[Records from a collection]
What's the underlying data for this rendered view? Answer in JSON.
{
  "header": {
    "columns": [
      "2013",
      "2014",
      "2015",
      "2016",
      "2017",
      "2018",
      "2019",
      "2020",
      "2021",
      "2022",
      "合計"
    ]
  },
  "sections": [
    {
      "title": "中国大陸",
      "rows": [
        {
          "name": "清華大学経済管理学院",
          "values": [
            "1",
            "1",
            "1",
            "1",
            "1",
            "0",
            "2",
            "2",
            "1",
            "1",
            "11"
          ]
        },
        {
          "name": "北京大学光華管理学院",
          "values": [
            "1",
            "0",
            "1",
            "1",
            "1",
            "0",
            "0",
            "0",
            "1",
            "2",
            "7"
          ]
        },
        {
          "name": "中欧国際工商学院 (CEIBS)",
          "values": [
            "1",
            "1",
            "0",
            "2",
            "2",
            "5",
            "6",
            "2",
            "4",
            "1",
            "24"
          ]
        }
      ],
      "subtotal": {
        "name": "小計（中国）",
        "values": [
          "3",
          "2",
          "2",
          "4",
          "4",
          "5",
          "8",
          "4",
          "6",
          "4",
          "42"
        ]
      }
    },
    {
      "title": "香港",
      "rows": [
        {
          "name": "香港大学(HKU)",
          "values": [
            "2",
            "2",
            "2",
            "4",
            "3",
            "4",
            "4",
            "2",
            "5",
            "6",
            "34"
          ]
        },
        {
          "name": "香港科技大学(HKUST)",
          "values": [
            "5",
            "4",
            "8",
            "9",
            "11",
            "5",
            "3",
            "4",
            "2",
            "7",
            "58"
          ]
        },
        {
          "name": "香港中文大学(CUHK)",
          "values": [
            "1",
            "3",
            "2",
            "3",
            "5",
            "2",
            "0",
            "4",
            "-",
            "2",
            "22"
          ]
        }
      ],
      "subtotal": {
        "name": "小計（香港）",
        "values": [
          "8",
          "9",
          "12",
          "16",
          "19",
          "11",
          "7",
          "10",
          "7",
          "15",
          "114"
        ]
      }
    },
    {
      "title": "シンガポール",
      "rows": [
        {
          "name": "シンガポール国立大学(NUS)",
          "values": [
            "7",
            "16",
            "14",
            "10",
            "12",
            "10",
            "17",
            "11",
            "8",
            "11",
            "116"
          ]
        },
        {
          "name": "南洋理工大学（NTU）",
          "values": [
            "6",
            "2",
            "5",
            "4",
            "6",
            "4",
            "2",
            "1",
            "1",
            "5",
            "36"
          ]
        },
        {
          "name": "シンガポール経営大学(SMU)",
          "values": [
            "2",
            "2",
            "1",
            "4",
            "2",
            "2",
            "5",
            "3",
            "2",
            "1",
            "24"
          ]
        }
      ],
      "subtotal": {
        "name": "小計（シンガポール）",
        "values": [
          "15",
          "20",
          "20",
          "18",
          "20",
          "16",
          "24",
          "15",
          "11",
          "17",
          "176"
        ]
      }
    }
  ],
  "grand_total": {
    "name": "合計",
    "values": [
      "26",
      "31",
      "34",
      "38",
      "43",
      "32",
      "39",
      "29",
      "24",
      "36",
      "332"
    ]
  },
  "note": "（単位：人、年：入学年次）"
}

* [Required task]: Give back the whole listing, word for word.

* [Final answer]:
What's the underlying data for this rendered view? Answer in JSON.
{
  "header": {
    "columns": [
      "2013",
      "2014",
      "2015",
      "2016",
      "2017",
      "2018",
      "2019",
      "2020",
      "2021",
      "2022",
      "合計"
    ]
  },
  "sections": [
    {
      "title": "中国大陸",
      "rows": [
        {
          "name": "清華大学経済管理学院",
          "values": [
            "1",
            "1",
            "1",
            "1",
            "1",
            "0",
            "2",
            "2",
            "1",
            "1",
            "11"
          ]
        },
        {
          "name": "北京大学光華管理学院",
          "values": [
            "1",
            "0",
            "1",
            "1",
            "1",
            "0",
            "0",
            "0",
            "1",
            "2",
            "7"
          ]
        },
        {
          "name": "中欧国際工商学院 (CEIBS)",
          "values": [
            "1",
            "1",
            "0",
            "2",
            "2",
            "5",
            "6",
            "2",
            "4",
            "1",
            "24"
          ]
        }
      ],
      "subtotal": {
        "name": "小計（中国）",
        "values": [
          "3",
          "2",
          "2",
          "4",
          "4",
          "5",
          "8",
          "4",
          "6",
          "4",
          "42"
        ]
      }
    },
    {
      "title": "香港",
      "rows": [
        {
          "name": "香港大学(HKU)",
          "values": [
            "2",
            "2",
            "2",
            "4",
            "3",
            "4",
            "4",
            "2",
            "5",
            "6",
            "34"
          ]
        },
        {
          "name": "香港科技大学(HKUST)",
          "values": [
            "5",
            "4",
            "8",
            "9",
            "11",
            "5",
            "3",
            "4",
            "2",
            "7",
            "58"
          ]
        },
        {
          "name": "香港中文大学(CUHK)",
          "values": [
            "1",
            "3",
            "2",
            "3",
            "5",
            "2",
            "0",
            "4",
            "-",
            "2",
            "22"
          ]
        }
      ],
      "subtotal": {
        "name": "小計（香港）",
        "values": [
          "8",
          "9",
          "12",
          "16",
          "19",
          "11",
          "7",
          "10",
          "7",
          "15",
          "114"
        ]
      }
    },
    {
      "title": "シンガポール",
      "rows": [
        {
          "name": "シンガポール国立大学(NUS)",
          "values": [
            "7",
            "16",
            "14",
            "10",
            "12",
            "10",
            "17",
            "11",
            "8",
            "11",
            "116"
          ]
        },
        {
          "name": "南洋理工大学（NTU）",
          "values": [
            "6",
            "2",
            "5",
            "4",
            "6",
            "4",
            "2",
            "1",
            "1",
            "5",
            "36"
          ]
        },
        {
          "name": "シンガポール経営大学(SMU)",
          "values": [
            "2",
            "2",
            "1",
            "4",
            "2",
            "2",
            "5",
            "3",
            "2",
            "1",
            "24"
          ]
        }
      ],
      "subtotal": {
        "name": "小計（シンガポール）",
        "values": [
          "15",
          "20",
          "20",
          "18",
          "20",
          "16",
          "24",
          "15",
          "11",
          "17",
          "176"
        ]
      }
    }
  ],
  "grand_total": {
    "name": "合計",
    "values": [
      "26",
      "31",
      "34",
      "38",
      "43",
      "32",
      "39",
      "29",
      "24",
      "36",
      "332"
    ]
  },
  "note": "（単位：人、年：入学年次）"
}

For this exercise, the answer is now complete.